[Begin RECORDS SUPPLIED]

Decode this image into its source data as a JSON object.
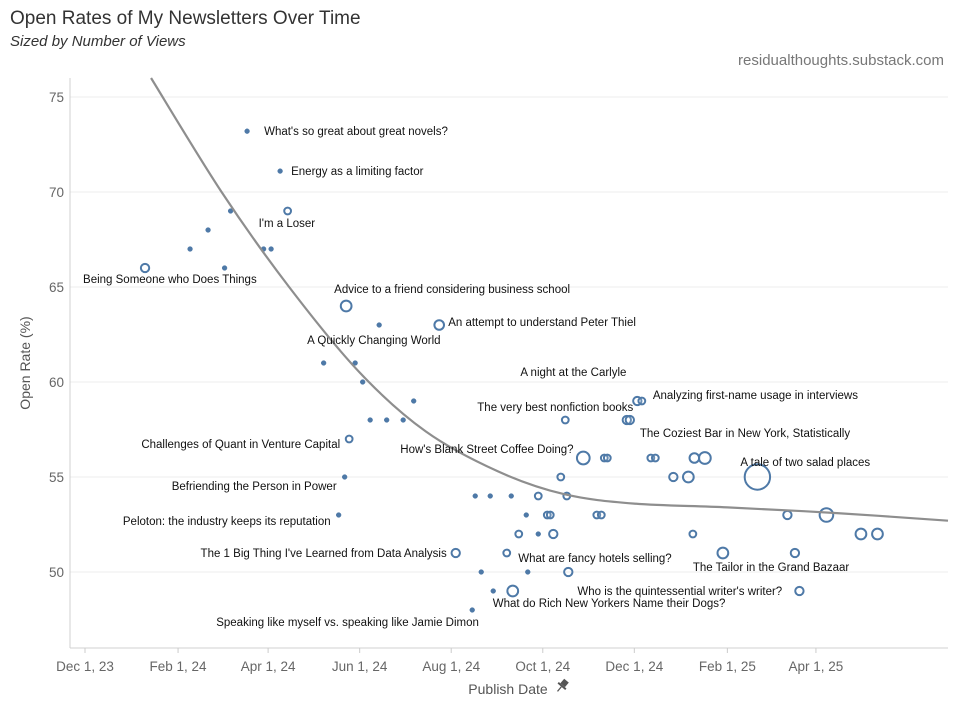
{
  "header": {
    "title": "Open Rates of My Newsletters Over Time",
    "subtitle": "Sized by Number of Views",
    "source": "residualthoughts.substack.com"
  },
  "chart_data": {
    "type": "scatter",
    "title": "Open Rates of My Newsletters Over Time",
    "subtitle": "Sized by Number of Views",
    "xlabel": "Publish Date",
    "ylabel": "Open Rate (%)",
    "x_ticks": [
      "2023-12-01",
      "2024-02-01",
      "2024-04-01",
      "2024-06-01",
      "2024-08-01",
      "2024-10-01",
      "2024-12-01",
      "2025-02-01",
      "2025-04-01"
    ],
    "x_tick_labels": [
      "Dec 1, 23",
      "Feb 1, 24",
      "Apr 1, 24",
      "Jun 1, 24",
      "Aug 1, 24",
      "Oct 1, 24",
      "Dec 1, 24",
      "Feb 1, 25",
      "Apr 1, 25"
    ],
    "xlim": [
      "2023-11-21",
      "2025-06-28"
    ],
    "ylim": [
      46,
      76
    ],
    "y_ticks": [
      50,
      55,
      60,
      65,
      70,
      75
    ],
    "grid": "horizontal",
    "trend_line": [
      {
        "x": "2024-01-14",
        "y": 76
      },
      {
        "x": "2024-03-01",
        "y": 70
      },
      {
        "x": "2024-04-15",
        "y": 65
      },
      {
        "x": "2024-06-01",
        "y": 60.5
      },
      {
        "x": "2024-07-15",
        "y": 57.4
      },
      {
        "x": "2024-09-01",
        "y": 55.3
      },
      {
        "x": "2024-10-15",
        "y": 54.1
      },
      {
        "x": "2024-12-01",
        "y": 53.6
      },
      {
        "x": "2025-02-01",
        "y": 53.4
      },
      {
        "x": "2025-04-15",
        "y": 53.1
      },
      {
        "x": "2025-06-28",
        "y": 52.7
      }
    ],
    "points": [
      {
        "x": "2024-01-10",
        "y": 66.0,
        "views": 3,
        "label": "Being Someone who Does Things"
      },
      {
        "x": "2024-02-09",
        "y": 67.0,
        "views": 1,
        "label": ""
      },
      {
        "x": "2024-02-21",
        "y": 68.0,
        "views": 1,
        "label": ""
      },
      {
        "x": "2024-03-07",
        "y": 69.0,
        "views": 1,
        "label": ""
      },
      {
        "x": "2024-03-03",
        "y": 66.0,
        "views": 1,
        "label": ""
      },
      {
        "x": "2024-03-18",
        "y": 73.2,
        "views": 1,
        "label": "What's so great about great novels?"
      },
      {
        "x": "2024-03-29",
        "y": 67.0,
        "views": 1,
        "label": ""
      },
      {
        "x": "2024-04-03",
        "y": 67.0,
        "views": 1,
        "label": ""
      },
      {
        "x": "2024-04-09",
        "y": 71.1,
        "views": 1,
        "label": "Energy as a limiting factor"
      },
      {
        "x": "2024-04-14",
        "y": 69.0,
        "views": 2,
        "label": "I'm a Loser"
      },
      {
        "x": "2024-05-08",
        "y": 61.0,
        "views": 1,
        "label": ""
      },
      {
        "x": "2024-05-22",
        "y": 55.0,
        "views": 1,
        "label": "Befriending the Person in Power"
      },
      {
        "x": "2024-05-18",
        "y": 53.0,
        "views": 1,
        "label": "Peloton: the industry keeps its reputation"
      },
      {
        "x": "2024-05-23",
        "y": 64.0,
        "views": 5,
        "label": "Advice to a friend considering business school"
      },
      {
        "x": "2024-05-25",
        "y": 57.0,
        "views": 2,
        "label": "Challenges of Quant in Venture Capital"
      },
      {
        "x": "2024-05-29",
        "y": 61.0,
        "views": 1,
        "label": ""
      },
      {
        "x": "2024-06-03",
        "y": 60.0,
        "views": 1,
        "label": ""
      },
      {
        "x": "2024-06-08",
        "y": 58.0,
        "views": 1,
        "label": ""
      },
      {
        "x": "2024-06-14",
        "y": 63.0,
        "views": 1,
        "label": "A Quickly Changing World"
      },
      {
        "x": "2024-06-19",
        "y": 58.0,
        "views": 1,
        "label": ""
      },
      {
        "x": "2024-06-30",
        "y": 58.0,
        "views": 1,
        "label": ""
      },
      {
        "x": "2024-07-07",
        "y": 59.0,
        "views": 1,
        "label": ""
      },
      {
        "x": "2024-07-24",
        "y": 63.0,
        "views": 4,
        "label": "An attempt to understand Peter Thiel"
      },
      {
        "x": "2024-08-04",
        "y": 51.0,
        "views": 3,
        "label": "The 1 Big Thing I've Learned from Data Analysis"
      },
      {
        "x": "2024-08-15",
        "y": 48.0,
        "views": 1,
        "label": "Speaking like myself vs. speaking like Jamie Dimon"
      },
      {
        "x": "2024-08-17",
        "y": 54.0,
        "views": 1,
        "label": ""
      },
      {
        "x": "2024-08-21",
        "y": 50.0,
        "views": 1,
        "label": ""
      },
      {
        "x": "2024-08-27",
        "y": 54.0,
        "views": 1,
        "label": ""
      },
      {
        "x": "2024-08-29",
        "y": 49.0,
        "views": 1,
        "label": ""
      },
      {
        "x": "2024-09-07",
        "y": 51.0,
        "views": 2,
        "label": ""
      },
      {
        "x": "2024-09-10",
        "y": 54.0,
        "views": 1,
        "label": ""
      },
      {
        "x": "2024-09-11",
        "y": 49.0,
        "views": 5,
        "label": "What do Rich New Yorkers Name their Dogs?"
      },
      {
        "x": "2024-09-15",
        "y": 52.0,
        "views": 2,
        "label": ""
      },
      {
        "x": "2024-09-20",
        "y": 53.0,
        "views": 1,
        "label": ""
      },
      {
        "x": "2024-09-21",
        "y": 50.0,
        "views": 1,
        "label": ""
      },
      {
        "x": "2024-09-28",
        "y": 54.0,
        "views": 2,
        "label": ""
      },
      {
        "x": "2024-09-28",
        "y": 52.0,
        "views": 1,
        "label": ""
      },
      {
        "x": "2024-10-04",
        "y": 53.0,
        "views": 2,
        "label": ""
      },
      {
        "x": "2024-10-06",
        "y": 53.0,
        "views": 2,
        "label": ""
      },
      {
        "x": "2024-10-08",
        "y": 52.0,
        "views": 3,
        "label": ""
      },
      {
        "x": "2024-10-13",
        "y": 55.0,
        "views": 2,
        "label": ""
      },
      {
        "x": "2024-10-16",
        "y": 58.0,
        "views": 2,
        "label": "The very best nonfiction books"
      },
      {
        "x": "2024-10-17",
        "y": 54.0,
        "views": 2,
        "label": ""
      },
      {
        "x": "2024-10-18",
        "y": 50.0,
        "views": 3,
        "label": "What are fancy hotels selling?"
      },
      {
        "x": "2024-10-28",
        "y": 56.0,
        "views": 7,
        "label": "How's Blank Street Coffee Doing?"
      },
      {
        "x": "2024-11-06",
        "y": 53.0,
        "views": 2,
        "label": ""
      },
      {
        "x": "2024-11-09",
        "y": 53.0,
        "views": 2,
        "label": ""
      },
      {
        "x": "2024-11-11",
        "y": 56.0,
        "views": 2,
        "label": ""
      },
      {
        "x": "2024-11-13",
        "y": 56.0,
        "views": 2,
        "label": ""
      },
      {
        "x": "2024-11-26",
        "y": 58.0,
        "views": 3,
        "label": "The Coziest Bar in New York, Statistically"
      },
      {
        "x": "2024-11-28",
        "y": 58.0,
        "views": 3,
        "label": ""
      },
      {
        "x": "2024-12-03",
        "y": 59.0,
        "views": 3,
        "label": "A night at the Carlyle"
      },
      {
        "x": "2024-12-06",
        "y": 59.0,
        "views": 2,
        "label": "Analyzing first-name usage in interviews"
      },
      {
        "x": "2024-12-12",
        "y": 56.0,
        "views": 2,
        "label": ""
      },
      {
        "x": "2024-12-15",
        "y": 56.0,
        "views": 2,
        "label": ""
      },
      {
        "x": "2024-12-27",
        "y": 55.0,
        "views": 3,
        "label": ""
      },
      {
        "x": "2025-01-06",
        "y": 55.0,
        "views": 5,
        "label": ""
      },
      {
        "x": "2025-01-09",
        "y": 52.0,
        "views": 2,
        "label": ""
      },
      {
        "x": "2025-01-10",
        "y": 56.0,
        "views": 4,
        "label": ""
      },
      {
        "x": "2025-01-17",
        "y": 56.0,
        "views": 6,
        "label": ""
      },
      {
        "x": "2025-01-29",
        "y": 51.0,
        "views": 5,
        "label": "The Tailor in the Grand Bazaar"
      },
      {
        "x": "2025-02-21",
        "y": 55.0,
        "views": 28,
        "label": "A tale of two salad places"
      },
      {
        "x": "2025-03-13",
        "y": 53.0,
        "views": 3,
        "label": ""
      },
      {
        "x": "2025-03-18",
        "y": 51.0,
        "views": 3,
        "label": ""
      },
      {
        "x": "2025-03-21",
        "y": 49.0,
        "views": 3,
        "label": "Who is the quintessential writer's writer?"
      },
      {
        "x": "2025-04-08",
        "y": 53.0,
        "views": 8,
        "label": ""
      },
      {
        "x": "2025-05-01",
        "y": 52.0,
        "views": 5,
        "label": ""
      },
      {
        "x": "2025-05-12",
        "y": 52.0,
        "views": 5,
        "label": ""
      }
    ]
  },
  "colors": {
    "point": "#4e79a7",
    "trend": "#8e8e8e",
    "grid": "#ececec"
  },
  "icons": {
    "publish_date_pin": "pin-icon"
  }
}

[End RECORDS SUPPLIED]

Gather up every line from the listing above in which the word "source" occurs.

**SOLUTION:**
Decode this image into its source data as a JSON object.
    "source": "residualthoughts.substack.com"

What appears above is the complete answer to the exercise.